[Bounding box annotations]

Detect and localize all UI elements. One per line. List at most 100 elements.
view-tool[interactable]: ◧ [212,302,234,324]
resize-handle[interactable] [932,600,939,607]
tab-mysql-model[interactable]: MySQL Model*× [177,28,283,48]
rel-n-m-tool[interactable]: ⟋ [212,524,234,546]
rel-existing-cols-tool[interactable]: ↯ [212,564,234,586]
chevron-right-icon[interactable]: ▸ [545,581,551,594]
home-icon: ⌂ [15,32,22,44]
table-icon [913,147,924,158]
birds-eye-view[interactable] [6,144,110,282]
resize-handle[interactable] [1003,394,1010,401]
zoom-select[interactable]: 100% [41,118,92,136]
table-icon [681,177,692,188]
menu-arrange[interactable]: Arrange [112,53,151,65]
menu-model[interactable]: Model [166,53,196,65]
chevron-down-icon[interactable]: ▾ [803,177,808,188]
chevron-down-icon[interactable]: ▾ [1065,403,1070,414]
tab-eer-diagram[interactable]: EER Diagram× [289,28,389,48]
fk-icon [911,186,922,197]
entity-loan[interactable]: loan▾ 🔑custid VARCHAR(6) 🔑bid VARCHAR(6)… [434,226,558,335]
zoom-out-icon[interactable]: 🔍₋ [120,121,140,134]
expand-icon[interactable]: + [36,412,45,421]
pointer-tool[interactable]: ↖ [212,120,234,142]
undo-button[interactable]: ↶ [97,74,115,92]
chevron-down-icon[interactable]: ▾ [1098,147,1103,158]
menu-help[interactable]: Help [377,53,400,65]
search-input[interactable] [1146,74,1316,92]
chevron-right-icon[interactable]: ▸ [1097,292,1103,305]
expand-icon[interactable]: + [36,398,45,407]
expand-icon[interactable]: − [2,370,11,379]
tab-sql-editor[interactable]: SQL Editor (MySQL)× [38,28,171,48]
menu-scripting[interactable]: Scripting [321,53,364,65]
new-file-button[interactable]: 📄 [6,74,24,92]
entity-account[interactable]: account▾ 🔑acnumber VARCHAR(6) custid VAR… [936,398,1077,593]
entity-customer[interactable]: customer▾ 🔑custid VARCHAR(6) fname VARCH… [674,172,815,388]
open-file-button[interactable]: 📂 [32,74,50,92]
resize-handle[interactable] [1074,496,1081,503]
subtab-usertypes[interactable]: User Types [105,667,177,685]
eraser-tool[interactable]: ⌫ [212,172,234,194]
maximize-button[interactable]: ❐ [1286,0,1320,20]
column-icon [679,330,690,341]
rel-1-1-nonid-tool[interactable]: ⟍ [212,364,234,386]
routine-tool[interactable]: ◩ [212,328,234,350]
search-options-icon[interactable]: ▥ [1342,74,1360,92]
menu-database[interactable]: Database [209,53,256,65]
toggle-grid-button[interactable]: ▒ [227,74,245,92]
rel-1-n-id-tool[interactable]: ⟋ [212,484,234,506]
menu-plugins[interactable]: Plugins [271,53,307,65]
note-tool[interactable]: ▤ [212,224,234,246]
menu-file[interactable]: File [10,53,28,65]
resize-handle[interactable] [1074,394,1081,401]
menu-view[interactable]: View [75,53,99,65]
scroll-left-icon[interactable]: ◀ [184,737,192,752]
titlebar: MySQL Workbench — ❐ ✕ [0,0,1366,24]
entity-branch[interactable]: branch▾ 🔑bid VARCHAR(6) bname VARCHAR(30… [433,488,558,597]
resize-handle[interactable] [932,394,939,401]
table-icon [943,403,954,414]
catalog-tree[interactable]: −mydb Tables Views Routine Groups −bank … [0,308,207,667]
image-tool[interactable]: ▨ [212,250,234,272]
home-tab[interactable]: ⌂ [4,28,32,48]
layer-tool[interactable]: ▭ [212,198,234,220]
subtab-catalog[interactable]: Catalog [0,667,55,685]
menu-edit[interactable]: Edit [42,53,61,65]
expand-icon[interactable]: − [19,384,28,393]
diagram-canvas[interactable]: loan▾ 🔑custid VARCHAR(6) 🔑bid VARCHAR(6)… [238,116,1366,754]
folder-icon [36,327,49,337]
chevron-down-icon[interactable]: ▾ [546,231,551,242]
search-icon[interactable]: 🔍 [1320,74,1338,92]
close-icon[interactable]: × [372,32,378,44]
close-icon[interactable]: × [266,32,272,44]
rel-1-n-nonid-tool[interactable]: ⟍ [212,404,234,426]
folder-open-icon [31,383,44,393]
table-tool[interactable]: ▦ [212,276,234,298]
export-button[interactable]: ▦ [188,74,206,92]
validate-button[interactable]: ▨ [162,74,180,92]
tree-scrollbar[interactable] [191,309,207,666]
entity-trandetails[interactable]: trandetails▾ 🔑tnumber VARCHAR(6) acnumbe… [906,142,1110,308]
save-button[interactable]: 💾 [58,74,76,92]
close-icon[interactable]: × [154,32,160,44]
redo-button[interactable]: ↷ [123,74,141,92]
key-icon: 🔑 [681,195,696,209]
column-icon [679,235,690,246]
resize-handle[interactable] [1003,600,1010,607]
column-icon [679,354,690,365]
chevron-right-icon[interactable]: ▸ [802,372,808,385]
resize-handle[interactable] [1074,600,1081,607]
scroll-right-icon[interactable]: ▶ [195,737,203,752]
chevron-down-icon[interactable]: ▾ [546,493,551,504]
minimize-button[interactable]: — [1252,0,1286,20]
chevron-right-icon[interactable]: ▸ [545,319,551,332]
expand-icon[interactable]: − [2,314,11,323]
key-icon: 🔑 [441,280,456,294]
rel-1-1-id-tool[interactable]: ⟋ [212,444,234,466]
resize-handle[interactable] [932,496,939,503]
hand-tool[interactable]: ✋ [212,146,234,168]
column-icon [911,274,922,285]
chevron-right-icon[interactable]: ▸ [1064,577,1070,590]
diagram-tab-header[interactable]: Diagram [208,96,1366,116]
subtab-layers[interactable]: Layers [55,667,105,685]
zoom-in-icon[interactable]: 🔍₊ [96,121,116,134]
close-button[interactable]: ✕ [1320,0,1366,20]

#### Work to be completed:
Rewrite all the lines of the listing with "resize-handle" changed to "drag-handle" wherever it occurs. Keep everything else the same.

#### Response to this task:
Detect and localize all UI elements. One per line. List at most 100 elements.
view-tool[interactable]: ◧ [212,302,234,324]
drag-handle[interactable] [932,600,939,607]
tab-mysql-model[interactable]: MySQL Model*× [177,28,283,48]
rel-n-m-tool[interactable]: ⟋ [212,524,234,546]
rel-existing-cols-tool[interactable]: ↯ [212,564,234,586]
chevron-right-icon[interactable]: ▸ [545,581,551,594]
home-icon: ⌂ [15,32,22,44]
table-icon [913,147,924,158]
birds-eye-view[interactable] [6,144,110,282]
drag-handle[interactable] [1003,394,1010,401]
zoom-select[interactable]: 100% [41,118,92,136]
table-icon [681,177,692,188]
menu-arrange[interactable]: Arrange [112,53,151,65]
menu-model[interactable]: Model [166,53,196,65]
chevron-down-icon[interactable]: ▾ [803,177,808,188]
chevron-down-icon[interactable]: ▾ [1065,403,1070,414]
tab-eer-diagram[interactable]: EER Diagram× [289,28,389,48]
fk-icon [911,186,922,197]
entity-loan[interactable]: loan▾ 🔑custid VARCHAR(6) 🔑bid VARCHAR(6)… [434,226,558,335]
zoom-out-icon[interactable]: 🔍₋ [120,121,140,134]
expand-icon[interactable]: + [36,412,45,421]
pointer-tool[interactable]: ↖ [212,120,234,142]
undo-button[interactable]: ↶ [97,74,115,92]
chevron-down-icon[interactable]: ▾ [1098,147,1103,158]
menu-help[interactable]: Help [377,53,400,65]
search-input[interactable] [1146,74,1316,92]
chevron-right-icon[interactable]: ▸ [1097,292,1103,305]
expand-icon[interactable]: + [36,398,45,407]
expand-icon[interactable]: − [2,370,11,379]
tab-sql-editor[interactable]: SQL Editor (MySQL)× [38,28,171,48]
menu-scripting[interactable]: Scripting [321,53,364,65]
new-file-button[interactable]: 📄 [6,74,24,92]
entity-account[interactable]: account▾ 🔑acnumber VARCHAR(6) custid VAR… [936,398,1077,593]
entity-customer[interactable]: customer▾ 🔑custid VARCHAR(6) fname VARCH… [674,172,815,388]
open-file-button[interactable]: 📂 [32,74,50,92]
drag-handle[interactable] [1074,496,1081,503]
subtab-usertypes[interactable]: User Types [105,667,177,685]
eraser-tool[interactable]: ⌫ [212,172,234,194]
maximize-button[interactable]: ❐ [1286,0,1320,20]
column-icon [679,330,690,341]
rel-1-1-nonid-tool[interactable]: ⟍ [212,364,234,386]
routine-tool[interactable]: ◩ [212,328,234,350]
search-options-icon[interactable]: ▥ [1342,74,1360,92]
menu-database[interactable]: Database [209,53,256,65]
toggle-grid-button[interactable]: ▒ [227,74,245,92]
rel-1-n-id-tool[interactable]: ⟋ [212,484,234,506]
menu-plugins[interactable]: Plugins [271,53,307,65]
note-tool[interactable]: ▤ [212,224,234,246]
menu-file[interactable]: File [10,53,28,65]
drag-handle[interactable] [1074,394,1081,401]
menu-view[interactable]: View [75,53,99,65]
scroll-left-icon[interactable]: ◀ [184,737,192,752]
titlebar: MySQL Workbench — ❐ ✕ [0,0,1366,24]
entity-branch[interactable]: branch▾ 🔑bid VARCHAR(6) bname VARCHAR(30… [433,488,558,597]
drag-handle[interactable] [932,394,939,401]
table-icon [943,403,954,414]
catalog-tree[interactable]: −mydb Tables Views Routine Groups −bank … [0,308,207,667]
image-tool[interactable]: ▨ [212,250,234,272]
home-tab[interactable]: ⌂ [4,28,32,48]
layer-tool[interactable]: ▭ [212,198,234,220]
subtab-catalog[interactable]: Catalog [0,667,55,685]
menu-edit[interactable]: Edit [42,53,61,65]
expand-icon[interactable]: − [19,384,28,393]
diagram-canvas[interactable]: loan▾ 🔑custid VARCHAR(6) 🔑bid VARCHAR(6)… [238,116,1366,754]
folder-icon [36,327,49,337]
chevron-down-icon[interactable]: ▾ [546,231,551,242]
search-icon[interactable]: 🔍 [1320,74,1338,92]
close-icon[interactable]: × [372,32,378,44]
close-icon[interactable]: × [266,32,272,44]
rel-1-n-nonid-tool[interactable]: ⟍ [212,404,234,426]
folder-open-icon [31,383,44,393]
table-tool[interactable]: ▦ [212,276,234,298]
export-button[interactable]: ▦ [188,74,206,92]
validate-button[interactable]: ▨ [162,74,180,92]
tree-scrollbar[interactable] [191,309,207,666]
entity-trandetails[interactable]: trandetails▾ 🔑tnumber VARCHAR(6) acnumbe… [906,142,1110,308]
save-button[interactable]: 💾 [58,74,76,92]
close-icon[interactable]: × [154,32,160,44]
redo-button[interactable]: ↷ [123,74,141,92]
key-icon: 🔑 [681,195,696,209]
column-icon [679,235,690,246]
drag-handle[interactable] [1003,600,1010,607]
column-icon [679,354,690,365]
chevron-right-icon[interactable]: ▸ [802,372,808,385]
drag-handle[interactable] [1074,600,1081,607]
scroll-right-icon[interactable]: ▶ [195,737,203,752]
chevron-down-icon[interactable]: ▾ [546,493,551,504]
minimize-button[interactable]: — [1252,0,1286,20]
chevron-right-icon[interactable]: ▸ [545,319,551,332]
expand-icon[interactable]: − [2,314,11,323]
key-icon: 🔑 [441,280,456,294]
rel-1-1-id-tool[interactable]: ⟋ [212,444,234,466]
drag-handle[interactable] [932,496,939,503]
hand-tool[interactable]: ✋ [212,146,234,168]
column-icon [911,274,922,285]
chevron-right-icon[interactable]: ▸ [1064,577,1070,590]
diagram-tab-header[interactable]: Diagram [208,96,1366,116]
subtab-layers[interactable]: Layers [55,667,105,685]
zoom-in-icon[interactable]: 🔍₊ [96,121,116,134]
close-button[interactable]: ✕ [1320,0,1366,20]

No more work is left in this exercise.